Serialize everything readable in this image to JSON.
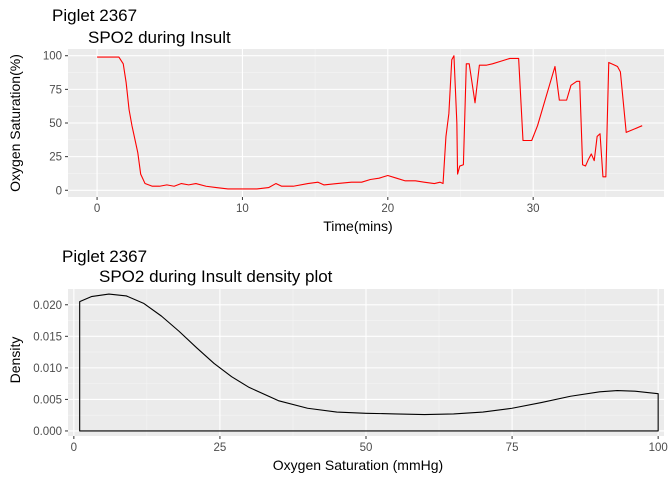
{
  "chart_data": [
    {
      "type": "line",
      "title": "Piglet 2367",
      "subtitle": "SPO2 during Insult",
      "xlabel": "Time(mins)",
      "ylabel": "Oxygen Saturation(%)",
      "xlim": [
        -2,
        39
      ],
      "ylim": [
        -5,
        105
      ],
      "xticks": [
        0,
        10,
        20,
        30
      ],
      "yticks": [
        0,
        25,
        50,
        75,
        100
      ],
      "grid": true,
      "line_color": "#ff0000",
      "series": [
        {
          "x": [
            0,
            1.5,
            1.8,
            2.0,
            2.1,
            2.2,
            2.4,
            2.6,
            2.8,
            3.0,
            3.3,
            3.8,
            4.3,
            4.8,
            5.3,
            5.8,
            6.3,
            6.8,
            7.5,
            8.2,
            9,
            10,
            11,
            11.8,
            12.3,
            12.7,
            13.5,
            14.5,
            15.2,
            15.6,
            16.5,
            17.5,
            18.2,
            18.8,
            19.4,
            20.0,
            20.6,
            21.2,
            21.9,
            22.5,
            23.2,
            23.6,
            23.8,
            24.0,
            24.2,
            24.4,
            24.55,
            24.75,
            24.8,
            24.95,
            25.2,
            25.4,
            25.6,
            26.0,
            26.3,
            26.6,
            26.8,
            27.2,
            27.8,
            28.4,
            29.0,
            29.3,
            29.9,
            30.3,
            31.5,
            31.8,
            32.0,
            32.3,
            32.6,
            33.0,
            33.2,
            33.4,
            33.6,
            33.8,
            34.0,
            34.2,
            34.4,
            34.6,
            34.8,
            35.0,
            35.2,
            35.6,
            35.8,
            36.0,
            36.4,
            37.5
          ],
          "y": [
            99,
            99,
            94,
            80,
            70,
            60,
            48,
            38,
            28,
            12,
            5,
            3,
            3,
            4,
            3,
            5,
            4,
            5,
            3,
            2,
            1,
            1,
            1,
            2,
            5,
            3,
            3,
            5,
            6,
            4,
            5,
            6,
            6,
            8,
            9,
            11,
            9,
            7,
            7,
            6,
            5,
            6,
            5,
            40,
            57,
            97,
            100,
            50,
            12,
            18,
            19,
            94,
            94,
            65,
            93,
            93,
            93,
            94,
            96,
            98,
            98,
            37,
            37,
            48,
            92,
            67,
            67,
            67,
            78,
            81,
            81,
            19,
            18,
            23,
            27,
            22,
            40,
            42,
            10,
            10,
            95,
            93,
            92,
            88,
            43,
            48
          ]
        }
      ]
    },
    {
      "type": "area",
      "title": "Piglet 2367",
      "subtitle": "SPO2 during Insult density plot",
      "xlabel": "Oxygen Saturation (mmHg)",
      "ylabel": "Density",
      "xlim": [
        -1,
        101
      ],
      "ylim": [
        -0.0008,
        0.0225
      ],
      "xticks": [
        0,
        25,
        50,
        75,
        100
      ],
      "yticks": [
        0.0,
        0.005,
        0.01,
        0.015,
        0.02
      ],
      "ytick_labels": [
        "0.000",
        "0.005",
        "0.010",
        "0.015",
        "0.020"
      ],
      "grid": true,
      "line_color": "#000000",
      "series": [
        {
          "x": [
            1,
            3,
            6,
            9,
            12,
            15,
            18,
            21,
            24,
            27,
            30,
            35,
            40,
            45,
            50,
            55,
            60,
            65,
            70,
            75,
            80,
            85,
            90,
            93,
            96,
            98,
            100
          ],
          "y": [
            0.0205,
            0.0213,
            0.0217,
            0.0214,
            0.0202,
            0.0182,
            0.0158,
            0.0132,
            0.0107,
            0.0086,
            0.0069,
            0.0048,
            0.0036,
            0.003,
            0.0028,
            0.0027,
            0.0026,
            0.0027,
            0.003,
            0.0036,
            0.0045,
            0.0055,
            0.0062,
            0.0064,
            0.0063,
            0.0061,
            0.0059
          ]
        }
      ]
    }
  ]
}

+ + +

[THE PROBLEM]: Take the listing above and print it exactly, apart from the pictures.

[SOLUTION FOR THIS PROBLEM]:
Serialize everything readable in this image to JSON.
{
  "chart_data": [
    {
      "type": "line",
      "title": "Piglet 2367",
      "subtitle": "SPO2 during Insult",
      "xlabel": "Time(mins)",
      "ylabel": "Oxygen Saturation(%)",
      "xlim": [
        -2,
        39
      ],
      "ylim": [
        -5,
        105
      ],
      "xticks": [
        0,
        10,
        20,
        30
      ],
      "yticks": [
        0,
        25,
        50,
        75,
        100
      ],
      "grid": true,
      "line_color": "#ff0000",
      "series": [
        {
          "x": [
            0,
            1.5,
            1.8,
            2.0,
            2.1,
            2.2,
            2.4,
            2.6,
            2.8,
            3.0,
            3.3,
            3.8,
            4.3,
            4.8,
            5.3,
            5.8,
            6.3,
            6.8,
            7.5,
            8.2,
            9,
            10,
            11,
            11.8,
            12.3,
            12.7,
            13.5,
            14.5,
            15.2,
            15.6,
            16.5,
            17.5,
            18.2,
            18.8,
            19.4,
            20.0,
            20.6,
            21.2,
            21.9,
            22.5,
            23.2,
            23.6,
            23.8,
            24.0,
            24.2,
            24.4,
            24.55,
            24.75,
            24.8,
            24.95,
            25.2,
            25.4,
            25.6,
            26.0,
            26.3,
            26.6,
            26.8,
            27.2,
            27.8,
            28.4,
            29.0,
            29.3,
            29.9,
            30.3,
            31.5,
            31.8,
            32.0,
            32.3,
            32.6,
            33.0,
            33.2,
            33.4,
            33.6,
            33.8,
            34.0,
            34.2,
            34.4,
            34.6,
            34.8,
            35.0,
            35.2,
            35.6,
            35.8,
            36.0,
            36.4,
            37.5
          ],
          "y": [
            99,
            99,
            94,
            80,
            70,
            60,
            48,
            38,
            28,
            12,
            5,
            3,
            3,
            4,
            3,
            5,
            4,
            5,
            3,
            2,
            1,
            1,
            1,
            2,
            5,
            3,
            3,
            5,
            6,
            4,
            5,
            6,
            6,
            8,
            9,
            11,
            9,
            7,
            7,
            6,
            5,
            6,
            5,
            40,
            57,
            97,
            100,
            50,
            12,
            18,
            19,
            94,
            94,
            65,
            93,
            93,
            93,
            94,
            96,
            98,
            98,
            37,
            37,
            48,
            92,
            67,
            67,
            67,
            78,
            81,
            81,
            19,
            18,
            23,
            27,
            22,
            40,
            42,
            10,
            10,
            95,
            93,
            92,
            88,
            43,
            48
          ]
        }
      ]
    },
    {
      "type": "area",
      "title": "Piglet 2367",
      "subtitle": "SPO2 during Insult density plot",
      "xlabel": "Oxygen Saturation (mmHg)",
      "ylabel": "Density",
      "xlim": [
        -1,
        101
      ],
      "ylim": [
        -0.0008,
        0.0225
      ],
      "xticks": [
        0,
        25,
        50,
        75,
        100
      ],
      "yticks": [
        0.0,
        0.005,
        0.01,
        0.015,
        0.02
      ],
      "ytick_labels": [
        "0.000",
        "0.005",
        "0.010",
        "0.015",
        "0.020"
      ],
      "grid": true,
      "line_color": "#000000",
      "series": [
        {
          "x": [
            1,
            3,
            6,
            9,
            12,
            15,
            18,
            21,
            24,
            27,
            30,
            35,
            40,
            45,
            50,
            55,
            60,
            65,
            70,
            75,
            80,
            85,
            90,
            93,
            96,
            98,
            100
          ],
          "y": [
            0.0205,
            0.0213,
            0.0217,
            0.0214,
            0.0202,
            0.0182,
            0.0158,
            0.0132,
            0.0107,
            0.0086,
            0.0069,
            0.0048,
            0.0036,
            0.003,
            0.0028,
            0.0027,
            0.0026,
            0.0027,
            0.003,
            0.0036,
            0.0045,
            0.0055,
            0.0062,
            0.0064,
            0.0063,
            0.0061,
            0.0059
          ]
        }
      ]
    }
  ]
}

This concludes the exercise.